(Extracted records)
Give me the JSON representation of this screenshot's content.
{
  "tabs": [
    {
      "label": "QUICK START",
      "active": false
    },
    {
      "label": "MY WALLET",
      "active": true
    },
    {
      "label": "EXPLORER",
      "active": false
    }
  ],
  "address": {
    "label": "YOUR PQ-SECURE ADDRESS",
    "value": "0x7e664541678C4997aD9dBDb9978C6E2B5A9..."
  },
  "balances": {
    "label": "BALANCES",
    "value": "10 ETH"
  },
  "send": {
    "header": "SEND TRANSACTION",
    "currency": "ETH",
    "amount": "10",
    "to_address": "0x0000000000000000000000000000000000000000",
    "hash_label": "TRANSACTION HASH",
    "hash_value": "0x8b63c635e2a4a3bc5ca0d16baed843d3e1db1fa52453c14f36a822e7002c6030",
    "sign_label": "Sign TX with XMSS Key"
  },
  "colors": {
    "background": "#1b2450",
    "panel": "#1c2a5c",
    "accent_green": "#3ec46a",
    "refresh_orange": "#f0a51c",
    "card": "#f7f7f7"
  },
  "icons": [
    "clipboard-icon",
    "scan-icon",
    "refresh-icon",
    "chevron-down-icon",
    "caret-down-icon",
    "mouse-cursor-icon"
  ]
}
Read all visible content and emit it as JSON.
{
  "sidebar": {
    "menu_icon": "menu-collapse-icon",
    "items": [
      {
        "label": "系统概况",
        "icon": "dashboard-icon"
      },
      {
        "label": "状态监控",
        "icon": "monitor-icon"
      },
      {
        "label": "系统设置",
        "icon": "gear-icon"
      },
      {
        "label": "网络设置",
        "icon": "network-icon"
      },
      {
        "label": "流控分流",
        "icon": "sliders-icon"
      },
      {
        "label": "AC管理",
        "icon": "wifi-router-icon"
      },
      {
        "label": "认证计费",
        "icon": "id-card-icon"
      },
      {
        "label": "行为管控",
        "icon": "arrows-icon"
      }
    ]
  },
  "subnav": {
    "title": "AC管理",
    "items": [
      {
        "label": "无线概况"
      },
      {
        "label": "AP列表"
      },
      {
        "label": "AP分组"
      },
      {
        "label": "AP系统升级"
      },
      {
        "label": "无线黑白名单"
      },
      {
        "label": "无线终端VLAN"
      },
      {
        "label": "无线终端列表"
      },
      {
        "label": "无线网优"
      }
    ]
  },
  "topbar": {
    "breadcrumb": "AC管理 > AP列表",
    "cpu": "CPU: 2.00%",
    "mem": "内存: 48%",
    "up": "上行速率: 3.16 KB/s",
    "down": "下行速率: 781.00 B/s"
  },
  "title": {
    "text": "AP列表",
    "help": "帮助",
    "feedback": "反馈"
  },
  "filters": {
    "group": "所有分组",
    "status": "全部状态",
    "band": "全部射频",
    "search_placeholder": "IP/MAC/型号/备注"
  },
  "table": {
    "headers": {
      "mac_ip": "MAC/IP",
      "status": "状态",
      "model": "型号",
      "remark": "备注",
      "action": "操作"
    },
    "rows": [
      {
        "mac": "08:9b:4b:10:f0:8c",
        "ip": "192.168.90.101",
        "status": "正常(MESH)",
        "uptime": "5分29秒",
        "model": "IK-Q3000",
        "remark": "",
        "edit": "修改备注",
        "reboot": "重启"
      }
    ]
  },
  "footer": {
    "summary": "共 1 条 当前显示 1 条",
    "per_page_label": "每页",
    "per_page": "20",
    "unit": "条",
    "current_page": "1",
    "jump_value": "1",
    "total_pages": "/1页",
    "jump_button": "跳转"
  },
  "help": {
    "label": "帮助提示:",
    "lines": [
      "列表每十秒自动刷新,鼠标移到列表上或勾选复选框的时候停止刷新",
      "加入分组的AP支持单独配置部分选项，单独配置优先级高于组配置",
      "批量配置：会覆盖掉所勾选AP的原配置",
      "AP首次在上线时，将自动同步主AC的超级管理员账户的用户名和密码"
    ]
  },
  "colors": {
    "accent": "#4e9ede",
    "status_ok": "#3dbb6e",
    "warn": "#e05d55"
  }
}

- **Given problem**:
Print every record exactly as it was given.

- **Exercise response**:
Give me the JSON representation of this screenshot's content.
{
  "tabs": [
    {
      "label": "QUICK START",
      "active": false
    },
    {
      "label": "MY WALLET",
      "active": true
    },
    {
      "label": "EXPLORER",
      "active": false
    }
  ],
  "address": {
    "label": "YOUR PQ-SECURE ADDRESS",
    "value": "0x7e664541678C4997aD9dBDb9978C6E2B5A9..."
  },
  "balances": {
    "label": "BALANCES",
    "value": "10 ETH"
  },
  "send": {
    "header": "SEND TRANSACTION",
    "currency": "ETH",
    "amount": "10",
    "to_address": "0x0000000000000000000000000000000000000000",
    "hash_label": "TRANSACTION HASH",
    "hash_value": "0x8b63c635e2a4a3bc5ca0d16baed843d3e1db1fa52453c14f36a822e7002c6030",
    "sign_label": "Sign TX with XMSS Key"
  },
  "colors": {
    "background": "#1b2450",
    "panel": "#1c2a5c",
    "accent_green": "#3ec46a",
    "refresh_orange": "#f0a51c",
    "card": "#f7f7f7"
  },
  "icons": [
    "clipboard-icon",
    "scan-icon",
    "refresh-icon",
    "chevron-down-icon",
    "caret-down-icon",
    "mouse-cursor-icon"
  ]
}
Read all visible content and emit it as JSON.
{
  "sidebar": {
    "menu_icon": "menu-collapse-icon",
    "items": [
      {
        "label": "系统概况",
        "icon": "dashboard-icon"
      },
      {
        "label": "状态监控",
        "icon": "monitor-icon"
      },
      {
        "label": "系统设置",
        "icon": "gear-icon"
      },
      {
        "label": "网络设置",
        "icon": "network-icon"
      },
      {
        "label": "流控分流",
        "icon": "sliders-icon"
      },
      {
        "label": "AC管理",
        "icon": "wifi-router-icon"
      },
      {
        "label": "认证计费",
        "icon": "id-card-icon"
      },
      {
        "label": "行为管控",
        "icon": "arrows-icon"
      }
    ]
  },
  "subnav": {
    "title": "AC管理",
    "items": [
      {
        "label": "无线概况"
      },
      {
        "label": "AP列表"
      },
      {
        "label": "AP分组"
      },
      {
        "label": "AP系统升级"
      },
      {
        "label": "无线黑白名单"
      },
      {
        "label": "无线终端VLAN"
      },
      {
        "label": "无线终端列表"
      },
      {
        "label": "无线网优"
      }
    ]
  },
  "topbar": {
    "breadcrumb": "AC管理 > AP列表",
    "cpu": "CPU: 2.00%",
    "mem": "内存: 48%",
    "up": "上行速率: 3.16 KB/s",
    "down": "下行速率: 781.00 B/s"
  },
  "title": {
    "text": "AP列表",
    "help": "帮助",
    "feedback": "反馈"
  },
  "filters": {
    "group": "所有分组",
    "status": "全部状态",
    "band": "全部射频",
    "search_placeholder": "IP/MAC/型号/备注"
  },
  "table": {
    "headers": {
      "mac_ip": "MAC/IP",
      "status": "状态",
      "model": "型号",
      "remark": "备注",
      "action": "操作"
    },
    "rows": [
      {
        "mac": "08:9b:4b:10:f0:8c",
        "ip": "192.168.90.101",
        "status": "正常(MESH)",
        "uptime": "5分29秒",
        "model": "IK-Q3000",
        "remark": "",
        "edit": "修改备注",
        "reboot": "重启"
      }
    ]
  },
  "footer": {
    "summary": "共 1 条 当前显示 1 条",
    "per_page_label": "每页",
    "per_page": "20",
    "unit": "条",
    "current_page": "1",
    "jump_value": "1",
    "total_pages": "/1页",
    "jump_button": "跳转"
  },
  "help": {
    "label": "帮助提示:",
    "lines": [
      "列表每十秒自动刷新,鼠标移到列表上或勾选复选框的时候停止刷新",
      "加入分组的AP支持单独配置部分选项，单独配置优先级高于组配置",
      "批量配置：会覆盖掉所勾选AP的原配置",
      "AP首次在上线时，将自动同步主AC的超级管理员账户的用户名和密码"
    ]
  },
  "colors": {
    "accent": "#4e9ede",
    "status_ok": "#3dbb6e",
    "warn": "#e05d55"
  }
}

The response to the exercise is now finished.